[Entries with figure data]

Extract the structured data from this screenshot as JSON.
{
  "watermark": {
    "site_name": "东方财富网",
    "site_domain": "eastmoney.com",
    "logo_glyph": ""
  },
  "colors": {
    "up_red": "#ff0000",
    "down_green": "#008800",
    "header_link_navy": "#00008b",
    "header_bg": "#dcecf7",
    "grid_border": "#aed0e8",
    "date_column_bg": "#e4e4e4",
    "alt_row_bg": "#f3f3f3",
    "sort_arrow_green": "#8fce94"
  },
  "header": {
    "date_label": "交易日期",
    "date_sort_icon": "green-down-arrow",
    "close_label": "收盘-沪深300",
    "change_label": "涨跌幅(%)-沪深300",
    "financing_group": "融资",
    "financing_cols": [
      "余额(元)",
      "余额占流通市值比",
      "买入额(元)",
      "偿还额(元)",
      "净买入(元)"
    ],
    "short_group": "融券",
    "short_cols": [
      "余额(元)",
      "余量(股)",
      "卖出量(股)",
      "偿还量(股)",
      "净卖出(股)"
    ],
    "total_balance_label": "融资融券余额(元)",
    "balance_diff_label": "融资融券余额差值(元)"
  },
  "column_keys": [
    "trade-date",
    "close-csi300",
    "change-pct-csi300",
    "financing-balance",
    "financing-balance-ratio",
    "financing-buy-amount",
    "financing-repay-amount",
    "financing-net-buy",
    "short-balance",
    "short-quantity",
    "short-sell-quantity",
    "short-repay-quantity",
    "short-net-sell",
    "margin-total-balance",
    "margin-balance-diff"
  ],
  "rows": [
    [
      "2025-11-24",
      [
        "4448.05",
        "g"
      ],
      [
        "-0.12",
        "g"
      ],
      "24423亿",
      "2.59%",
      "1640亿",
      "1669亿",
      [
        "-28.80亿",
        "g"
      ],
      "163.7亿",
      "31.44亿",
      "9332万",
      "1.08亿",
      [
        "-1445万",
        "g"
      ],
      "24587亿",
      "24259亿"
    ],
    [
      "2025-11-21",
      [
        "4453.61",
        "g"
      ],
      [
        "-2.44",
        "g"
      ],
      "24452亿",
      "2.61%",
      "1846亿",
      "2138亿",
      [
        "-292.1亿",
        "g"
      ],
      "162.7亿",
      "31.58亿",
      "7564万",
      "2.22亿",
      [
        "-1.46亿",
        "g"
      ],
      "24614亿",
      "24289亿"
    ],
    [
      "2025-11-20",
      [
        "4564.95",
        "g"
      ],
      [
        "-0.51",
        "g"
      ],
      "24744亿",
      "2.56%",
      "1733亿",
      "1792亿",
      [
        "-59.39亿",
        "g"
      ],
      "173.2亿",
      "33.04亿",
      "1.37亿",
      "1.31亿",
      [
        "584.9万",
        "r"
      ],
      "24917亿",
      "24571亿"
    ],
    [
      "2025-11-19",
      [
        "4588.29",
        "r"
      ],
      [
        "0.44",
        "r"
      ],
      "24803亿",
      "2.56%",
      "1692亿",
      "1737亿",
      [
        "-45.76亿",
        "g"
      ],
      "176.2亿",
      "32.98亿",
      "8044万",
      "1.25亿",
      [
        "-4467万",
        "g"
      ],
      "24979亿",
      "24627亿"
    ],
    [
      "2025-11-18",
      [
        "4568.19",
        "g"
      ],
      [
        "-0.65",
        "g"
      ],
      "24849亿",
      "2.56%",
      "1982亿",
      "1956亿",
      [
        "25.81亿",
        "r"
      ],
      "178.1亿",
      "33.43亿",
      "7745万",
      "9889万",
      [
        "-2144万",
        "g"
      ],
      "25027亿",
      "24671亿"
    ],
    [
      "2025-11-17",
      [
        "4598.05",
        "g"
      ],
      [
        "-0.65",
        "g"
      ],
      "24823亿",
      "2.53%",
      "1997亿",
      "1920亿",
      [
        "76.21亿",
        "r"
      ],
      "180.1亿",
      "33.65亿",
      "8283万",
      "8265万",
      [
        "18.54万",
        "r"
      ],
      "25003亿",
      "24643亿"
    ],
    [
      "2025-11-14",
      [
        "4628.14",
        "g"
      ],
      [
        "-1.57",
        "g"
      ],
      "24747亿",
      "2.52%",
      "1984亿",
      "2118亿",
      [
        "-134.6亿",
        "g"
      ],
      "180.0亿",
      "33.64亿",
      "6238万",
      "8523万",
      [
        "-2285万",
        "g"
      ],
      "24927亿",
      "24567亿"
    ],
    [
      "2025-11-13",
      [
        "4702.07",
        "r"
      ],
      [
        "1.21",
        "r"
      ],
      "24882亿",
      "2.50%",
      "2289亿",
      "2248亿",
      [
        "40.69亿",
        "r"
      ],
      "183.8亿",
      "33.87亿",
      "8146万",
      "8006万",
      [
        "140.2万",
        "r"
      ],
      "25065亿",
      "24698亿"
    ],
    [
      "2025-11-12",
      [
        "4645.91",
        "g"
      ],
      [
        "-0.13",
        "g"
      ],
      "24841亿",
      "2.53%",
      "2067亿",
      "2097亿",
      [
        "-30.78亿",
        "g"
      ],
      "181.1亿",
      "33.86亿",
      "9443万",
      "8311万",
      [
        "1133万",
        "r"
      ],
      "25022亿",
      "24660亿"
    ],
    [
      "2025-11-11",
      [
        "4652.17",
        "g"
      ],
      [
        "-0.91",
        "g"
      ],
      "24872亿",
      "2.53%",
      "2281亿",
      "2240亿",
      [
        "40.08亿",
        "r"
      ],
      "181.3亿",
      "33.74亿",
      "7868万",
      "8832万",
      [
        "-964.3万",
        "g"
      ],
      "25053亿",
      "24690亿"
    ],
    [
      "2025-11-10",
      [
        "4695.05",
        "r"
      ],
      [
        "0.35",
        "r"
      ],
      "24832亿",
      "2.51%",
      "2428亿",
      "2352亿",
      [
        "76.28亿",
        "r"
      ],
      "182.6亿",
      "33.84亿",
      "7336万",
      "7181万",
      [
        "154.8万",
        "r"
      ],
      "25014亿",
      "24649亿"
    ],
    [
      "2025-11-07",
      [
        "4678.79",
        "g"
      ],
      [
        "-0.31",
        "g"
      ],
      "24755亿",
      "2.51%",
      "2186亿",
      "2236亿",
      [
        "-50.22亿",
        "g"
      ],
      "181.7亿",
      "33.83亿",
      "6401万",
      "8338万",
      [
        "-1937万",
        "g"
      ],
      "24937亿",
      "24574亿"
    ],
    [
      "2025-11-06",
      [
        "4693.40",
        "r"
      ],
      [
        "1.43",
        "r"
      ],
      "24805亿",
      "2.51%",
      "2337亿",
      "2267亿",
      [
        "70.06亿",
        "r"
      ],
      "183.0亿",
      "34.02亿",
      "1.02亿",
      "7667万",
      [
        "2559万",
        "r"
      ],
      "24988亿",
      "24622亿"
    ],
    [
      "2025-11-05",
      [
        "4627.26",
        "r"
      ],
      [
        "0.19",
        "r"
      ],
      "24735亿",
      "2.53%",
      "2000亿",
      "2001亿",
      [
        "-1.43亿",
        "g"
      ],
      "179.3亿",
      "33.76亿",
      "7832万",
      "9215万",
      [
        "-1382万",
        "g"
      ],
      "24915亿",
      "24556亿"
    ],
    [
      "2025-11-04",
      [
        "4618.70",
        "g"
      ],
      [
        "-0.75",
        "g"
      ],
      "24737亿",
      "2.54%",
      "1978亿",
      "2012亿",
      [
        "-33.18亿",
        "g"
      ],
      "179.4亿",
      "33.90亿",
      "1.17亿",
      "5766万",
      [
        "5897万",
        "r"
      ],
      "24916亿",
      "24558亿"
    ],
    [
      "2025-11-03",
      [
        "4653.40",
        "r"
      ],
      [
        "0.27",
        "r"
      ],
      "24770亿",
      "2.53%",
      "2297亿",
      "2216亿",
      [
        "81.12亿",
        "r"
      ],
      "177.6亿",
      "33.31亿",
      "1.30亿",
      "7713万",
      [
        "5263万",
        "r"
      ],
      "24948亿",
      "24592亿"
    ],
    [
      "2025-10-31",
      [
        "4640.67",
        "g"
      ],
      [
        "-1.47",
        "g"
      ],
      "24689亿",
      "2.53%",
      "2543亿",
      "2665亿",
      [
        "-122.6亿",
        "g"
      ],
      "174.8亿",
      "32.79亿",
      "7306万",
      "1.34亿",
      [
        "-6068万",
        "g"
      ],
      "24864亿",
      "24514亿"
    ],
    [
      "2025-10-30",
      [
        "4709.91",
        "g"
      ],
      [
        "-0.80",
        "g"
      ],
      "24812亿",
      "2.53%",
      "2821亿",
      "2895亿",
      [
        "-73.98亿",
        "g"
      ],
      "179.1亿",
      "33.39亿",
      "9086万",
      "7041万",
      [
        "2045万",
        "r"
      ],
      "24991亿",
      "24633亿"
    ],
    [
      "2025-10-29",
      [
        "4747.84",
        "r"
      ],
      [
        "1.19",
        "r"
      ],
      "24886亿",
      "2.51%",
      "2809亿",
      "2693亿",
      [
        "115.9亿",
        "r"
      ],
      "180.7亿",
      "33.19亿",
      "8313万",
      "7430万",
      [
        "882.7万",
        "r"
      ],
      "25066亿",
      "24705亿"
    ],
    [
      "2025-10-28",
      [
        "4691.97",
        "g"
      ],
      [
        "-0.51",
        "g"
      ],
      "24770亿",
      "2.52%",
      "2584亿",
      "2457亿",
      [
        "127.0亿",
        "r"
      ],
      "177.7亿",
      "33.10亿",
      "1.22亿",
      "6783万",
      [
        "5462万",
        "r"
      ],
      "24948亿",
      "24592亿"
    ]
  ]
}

# What is asked
Lines holding the word "quantity" in the entries above are the ones to pull out. Copy them all.

# Solved exercise
    "short-quantity",
    "short-sell-quantity",
    "short-repay-quantity",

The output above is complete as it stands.